── DATA TO PROCESS
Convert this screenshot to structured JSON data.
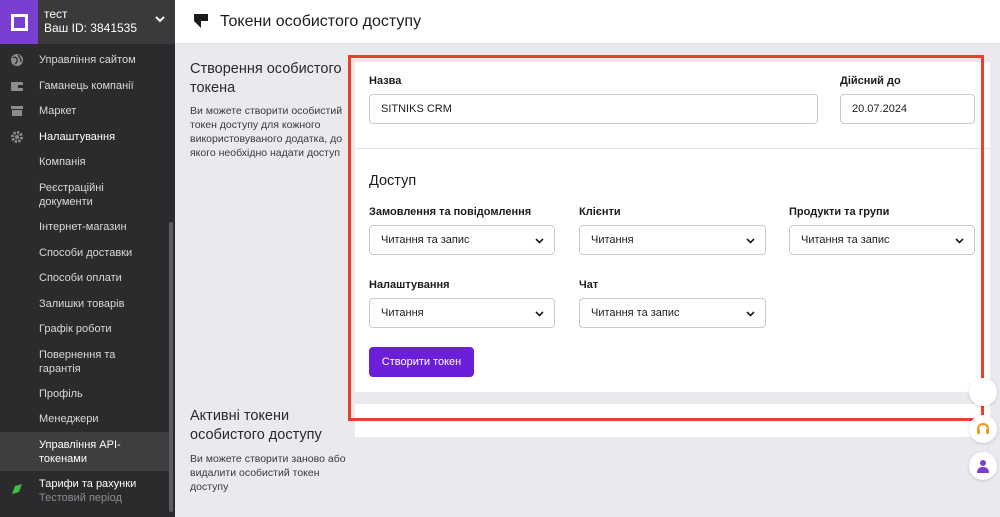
{
  "account": {
    "name": "тест",
    "id_label": "Ваш ID: 3841535"
  },
  "sidebar": {
    "items": [
      {
        "label": "Управління сайтом",
        "icon": "globe-icon"
      },
      {
        "label": "Гаманець компанії",
        "icon": "wallet-icon"
      },
      {
        "label": "Маркет",
        "icon": "store-icon"
      },
      {
        "label": "Налаштування",
        "icon": "gear-icon"
      }
    ],
    "subitems": [
      {
        "label": "Компанія"
      },
      {
        "label_line1": "Реєстраційні",
        "label_line2": "документи"
      },
      {
        "label": "Інтернет-магазин"
      },
      {
        "label": "Способи доставки"
      },
      {
        "label": "Способи оплати"
      },
      {
        "label": "Залишки товарів"
      },
      {
        "label": "Графік роботи"
      },
      {
        "label_line1": "Повернення та",
        "label_line2": "гарантія"
      },
      {
        "label": "Профіль"
      },
      {
        "label": "Менеджери"
      },
      {
        "label_line1": "Управління API-",
        "label_line2": "токенами"
      }
    ],
    "tariffs": {
      "label": "Тарифи та рахунки",
      "sublabel": "Тестовий період",
      "icon": "leaf-icon"
    }
  },
  "header": {
    "title": "Токени особистого доступу"
  },
  "create_section": {
    "title": "Створення особистого токена",
    "description": "Ви можете створити особистий токен доступу для кожного використовуваного додатка, до якого необхідно надати доступ"
  },
  "active_section": {
    "title": "Активні токени особистого доступу",
    "description": "Ви можете створити заново або видалити особистий токен доступу"
  },
  "form": {
    "name_label": "Назва",
    "name_value": "SITNIKS CRM",
    "valid_label": "Дійсний до",
    "valid_value": "20.07.2024",
    "access_title": "Доступ",
    "permissions": [
      {
        "label": "Замовлення та повідомлення",
        "value": "Читання та запис"
      },
      {
        "label": "Клієнти",
        "value": "Читання"
      },
      {
        "label": "Продукти та групи",
        "value": "Читання та запис"
      },
      {
        "label": "Налаштування",
        "value": "Читання"
      },
      {
        "label": "Чат",
        "value": "Читання та запис"
      }
    ],
    "submit_label": "Створити токен"
  },
  "colors": {
    "accent": "#6c1fd8",
    "highlight": "#e8402c",
    "sidebar": "#2b2b2d",
    "logo": "#7a3fd1"
  }
}
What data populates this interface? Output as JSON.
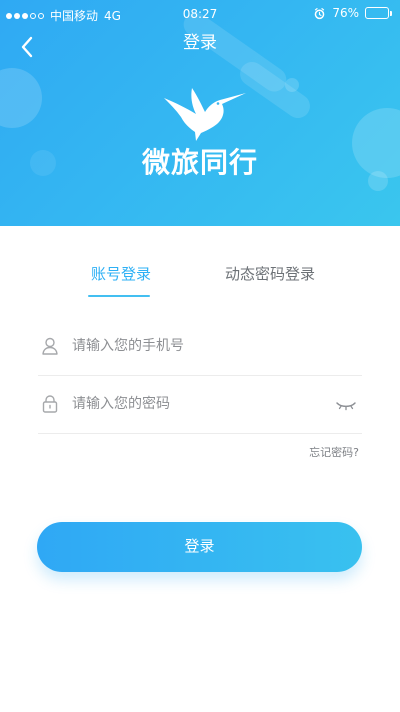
{
  "status_bar": {
    "carrier": "中国移动",
    "network": "4G",
    "time": "08:27",
    "battery_text": "76%",
    "battery_level": 0.76
  },
  "nav": {
    "title": "登录",
    "back_icon": "chevron-left-icon"
  },
  "brand": {
    "name": "微旅同行",
    "logo_icon": "hummingbird-icon"
  },
  "tabs": [
    {
      "label": "账号登录",
      "active": true
    },
    {
      "label": "动态密码登录",
      "active": false
    }
  ],
  "form": {
    "phone_placeholder": "请输入您的手机号",
    "phone_value": "",
    "phone_icon": "user-icon",
    "password_placeholder": "请输入您的密码",
    "password_value": "",
    "password_icon": "lock-icon",
    "password_toggle_icon": "eye-closed-icon",
    "forgot_password": "忘记密码?"
  },
  "actions": {
    "login_label": "登录"
  },
  "colors": {
    "header_gradient_start": "#2fa9f3",
    "header_gradient_end": "#3ac6ee",
    "accent": "#2eb0f5",
    "button_gradient_start": "#2fa8f5",
    "button_gradient_end": "#39c1ef"
  }
}
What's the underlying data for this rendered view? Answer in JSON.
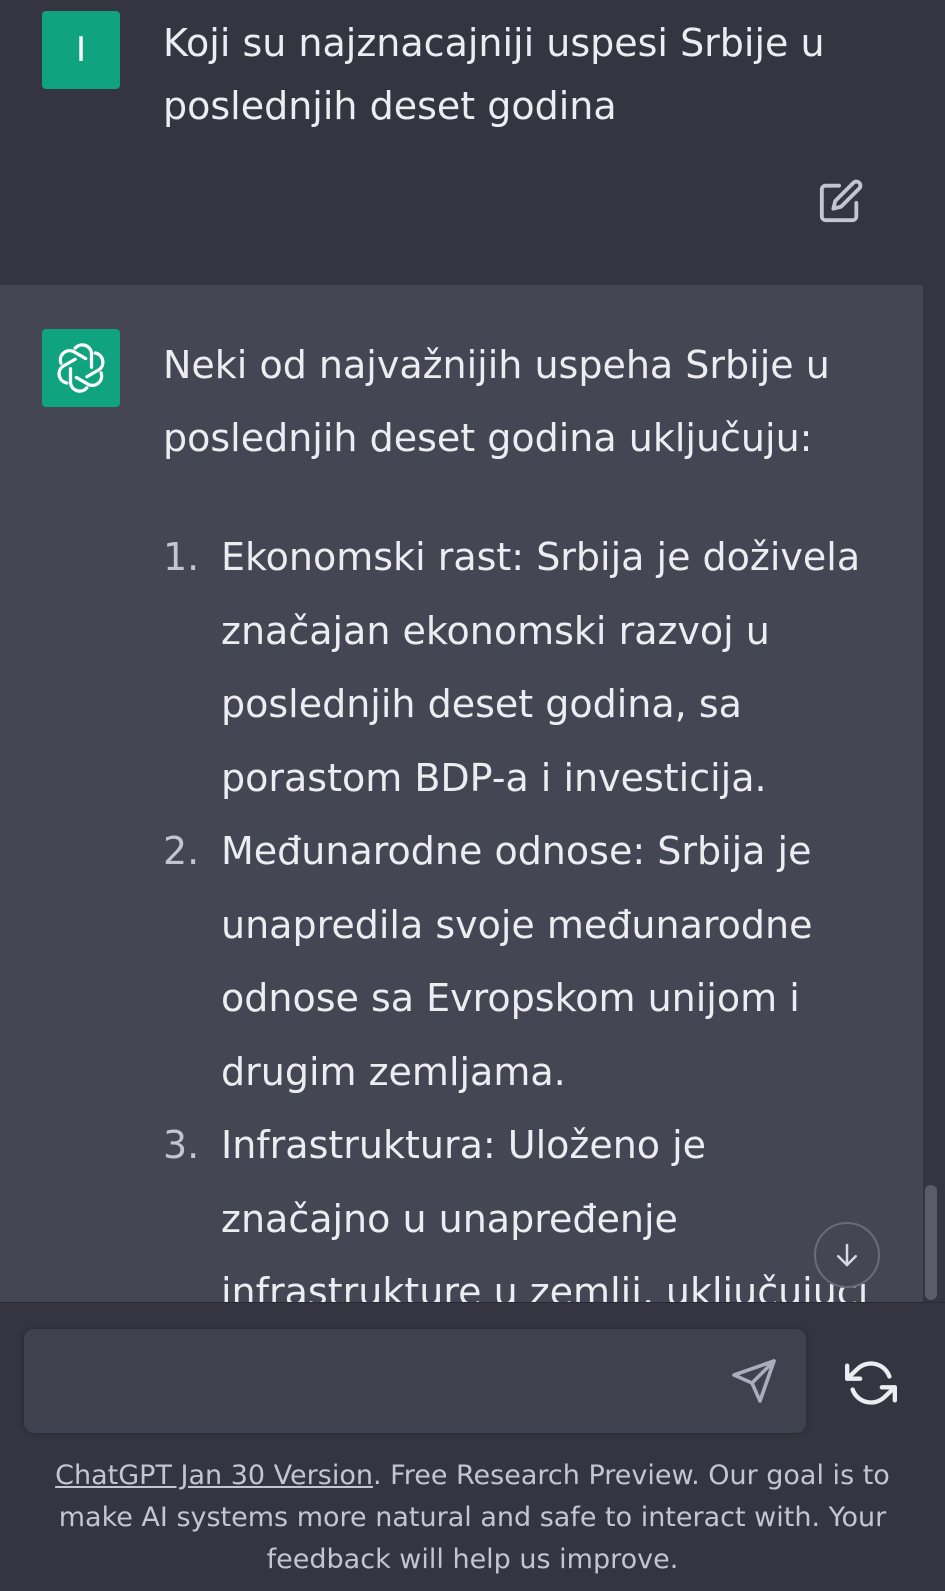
{
  "user_message": {
    "avatar_letter": "I",
    "text": "Koji su najznacajniji uspesi Srbije u poslednjih deset godina",
    "edit_icon": "edit-icon"
  },
  "assistant_message": {
    "intro": "Neki od najvažnijih uspeha Srbije u poslednjih deset godina uključuju:",
    "items": [
      {
        "number": "1.",
        "text": "Ekonomski rast: Srbija je doživela značajan ekonomski razvoj u poslednjih deset godina, sa porastom BDP-a i investicija."
      },
      {
        "number": "2.",
        "text": "Međunarodne odnose: Srbija je unapredila svoje međunarodne odnose sa Evropskom unijom i drugim zemljama."
      },
      {
        "number": "3.",
        "text": "Infrastruktura: Uloženo je značajno u unapređenje infrastrukture u zemlji, uključujući"
      }
    ]
  },
  "input": {
    "value": "",
    "placeholder": ""
  },
  "icons": {
    "send": "send-icon",
    "regenerate": "regenerate-icon",
    "scroll_down": "arrow-down-icon",
    "openai_logo": "openai-logo-icon"
  },
  "footer": {
    "link_text": "ChatGPT Jan 30 Version",
    "text": ". Free Research Preview. Our goal is to make AI systems more natural and safe to interact with. Your feedback will help us improve."
  },
  "colors": {
    "user_bg": "#343541",
    "assistant_bg": "#444654",
    "accent": "#10a37f",
    "text": "#ececf1"
  }
}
────
WHAT YOU HAVE TO DO: For the entries above, state how many lines contain the word "JSON". Provide the number by itself.

SOLUTION TO THE PROBLEM: 3